Written task
Quote all lines below exactly. Images stay out.

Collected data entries
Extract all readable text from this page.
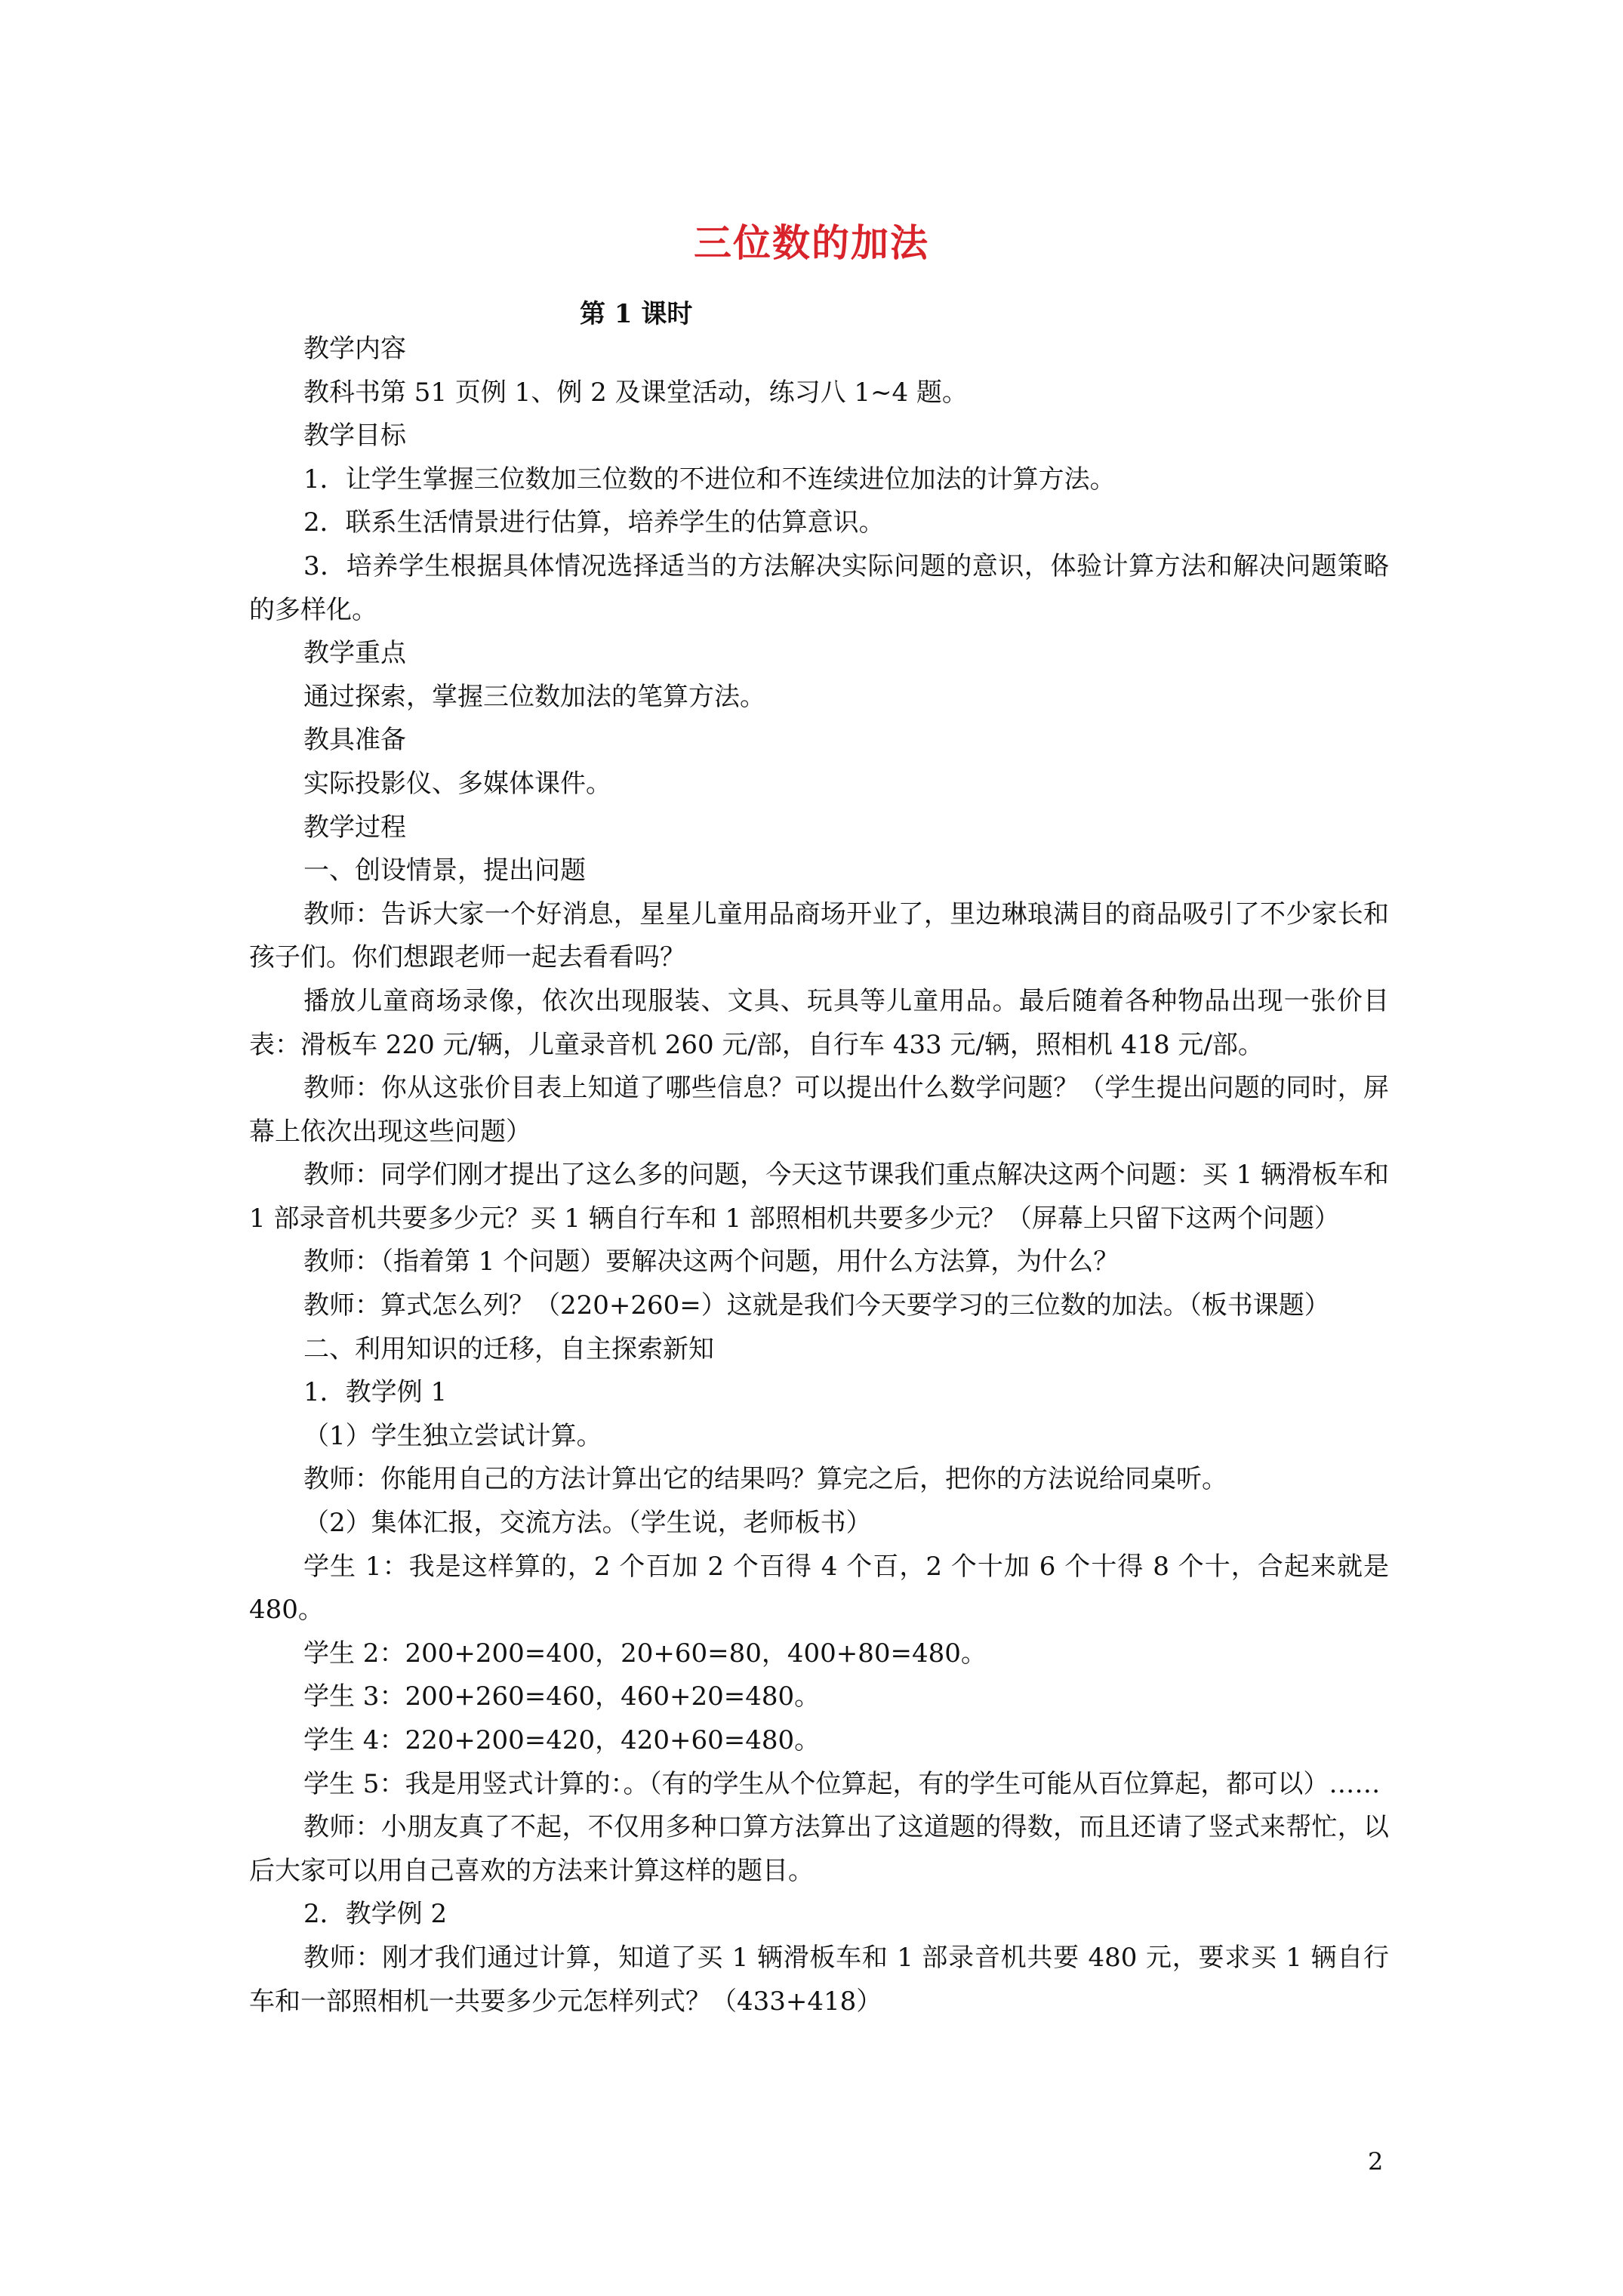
三位数的加法
第 1 课时

教学内容

教科书第 51 页例 1、例 2 及课堂活动，练习八 1~4 题。

教学目标

1．让学生掌握三位数加三位数的不进位和不连续进位加法的计算方法。

2．联系生活情景进行估算，培养学生的估算意识。

3．培养学生根据具体情况选择适当的方法解决实际问题的意识，体验计算方法和解决问题策略的多样化。

教学重点

通过探索，掌握三位数加法的笔算方法。

教具准备

实际投影仪、多媒体课件。

教学过程

一、创设情景，提出问题

教师：告诉大家一个好消息，星星儿童用品商场开业了，里边琳琅满目的商品吸引了不少家长和孩子们。你们想跟老师一起去看看吗？

播放儿童商场录像，依次出现服装、文具、玩具等儿童用品。最后随着各种物品出现一张价目表：滑板车 220 元/辆，儿童录音机 260 元/部，自行车 433 元/辆，照相机 418 元/部。

教师：你从这张价目表上知道了哪些信息？可以提出什么数学问题？（学生提出问题的同时，屏幕上依次出现这些问题）

教师：同学们刚才提出了这么多的问题，今天这节课我们重点解决这两个问题：买 1 辆滑板车和 1 部录音机共要多少元？买 1 辆自行车和 1 部照相机共要多少元？（屏幕上只留下这两个问题）

教师：（指着第 1 个问题）要解决这两个问题，用什么方法算，为什么？

教师：算式怎么列？（220+260=）这就是我们今天要学习的三位数的加法。（板书课题）

二、利用知识的迁移，自主探索新知

1．教学例 1

（1）学生独立尝试计算。

教师：你能用自己的方法计算出它的结果吗？算完之后，把你的方法说给同桌听。

（2）集体汇报，交流方法。（学生说，老师板书）

学生 1：我是这样算的，2 个百加 2 个百得 4 个百，2 个十加 6 个十得 8 个十，合起来就是 480。

学生 2：200+200=400，20+60=80，400+80=480。

学生 3：200+260=460，460+20=480。

学生 4：220+200=420，420+60=480。

学生 5：我是用竖式计算的：。（有的学生从个位算起，有的学生可能从百位算起，都可以）……

教师：小朋友真了不起，不仅用多种口算方法算出了这道题的得数，而且还请了竖式来帮忙，以后大家可以用自己喜欢的方法来计算这样的题目。

2．教学例 2

教师：刚才我们通过计算，知道了买 1 辆滑板车和 1 部录音机共要 480 元，要求买 1 辆自行车和一部照相机一共要多少元怎样列式？（433+418）

2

Output below
Extract all readable text from this page.
三位数的加法
第 1 课时

教学内容

教科书第 51 页例 1、例 2 及课堂活动，练习八 1~4 题。

教学目标

1．让学生掌握三位数加三位数的不进位和不连续进位加法的计算方法。

2．联系生活情景进行估算，培养学生的估算意识。

3．培养学生根据具体情况选择适当的方法解决实际问题的意识，体验计算方法和解决问题策略的多样化。

教学重点

通过探索，掌握三位数加法的笔算方法。

教具准备

实际投影仪、多媒体课件。

教学过程

一、创设情景，提出问题

教师：告诉大家一个好消息，星星儿童用品商场开业了，里边琳琅满目的商品吸引了不少家长和孩子们。你们想跟老师一起去看看吗？

播放儿童商场录像，依次出现服装、文具、玩具等儿童用品。最后随着各种物品出现一张价目表：滑板车 220 元/辆，儿童录音机 260 元/部，自行车 433 元/辆，照相机 418 元/部。

教师：你从这张价目表上知道了哪些信息？可以提出什么数学问题？（学生提出问题的同时，屏幕上依次出现这些问题）

教师：同学们刚才提出了这么多的问题，今天这节课我们重点解决这两个问题：买 1 辆滑板车和 1 部录音机共要多少元？买 1 辆自行车和 1 部照相机共要多少元？（屏幕上只留下这两个问题）

教师：（指着第 1 个问题）要解决这两个问题，用什么方法算，为什么？

教师：算式怎么列？（220+260=）这就是我们今天要学习的三位数的加法。（板书课题）

二、利用知识的迁移，自主探索新知

1．教学例 1

（1）学生独立尝试计算。

教师：你能用自己的方法计算出它的结果吗？算完之后，把你的方法说给同桌听。

（2）集体汇报，交流方法。（学生说，老师板书）

学生 1：我是这样算的，2 个百加 2 个百得 4 个百，2 个十加 6 个十得 8 个十，合起来就是 480。

学生 2：200+200=400，20+60=80，400+80=480。

学生 3：200+260=460，460+20=480。

学生 4：220+200=420，420+60=480。

学生 5：我是用竖式计算的：。（有的学生从个位算起，有的学生可能从百位算起，都可以）……

教师：小朋友真了不起，不仅用多种口算方法算出了这道题的得数，而且还请了竖式来帮忙，以后大家可以用自己喜欢的方法来计算这样的题目。

2．教学例 2

教师：刚才我们通过计算，知道了买 1 辆滑板车和 1 部录音机共要 480 元，要求买 1 辆自行车和一部照相机一共要多少元怎样列式？（433+418）

2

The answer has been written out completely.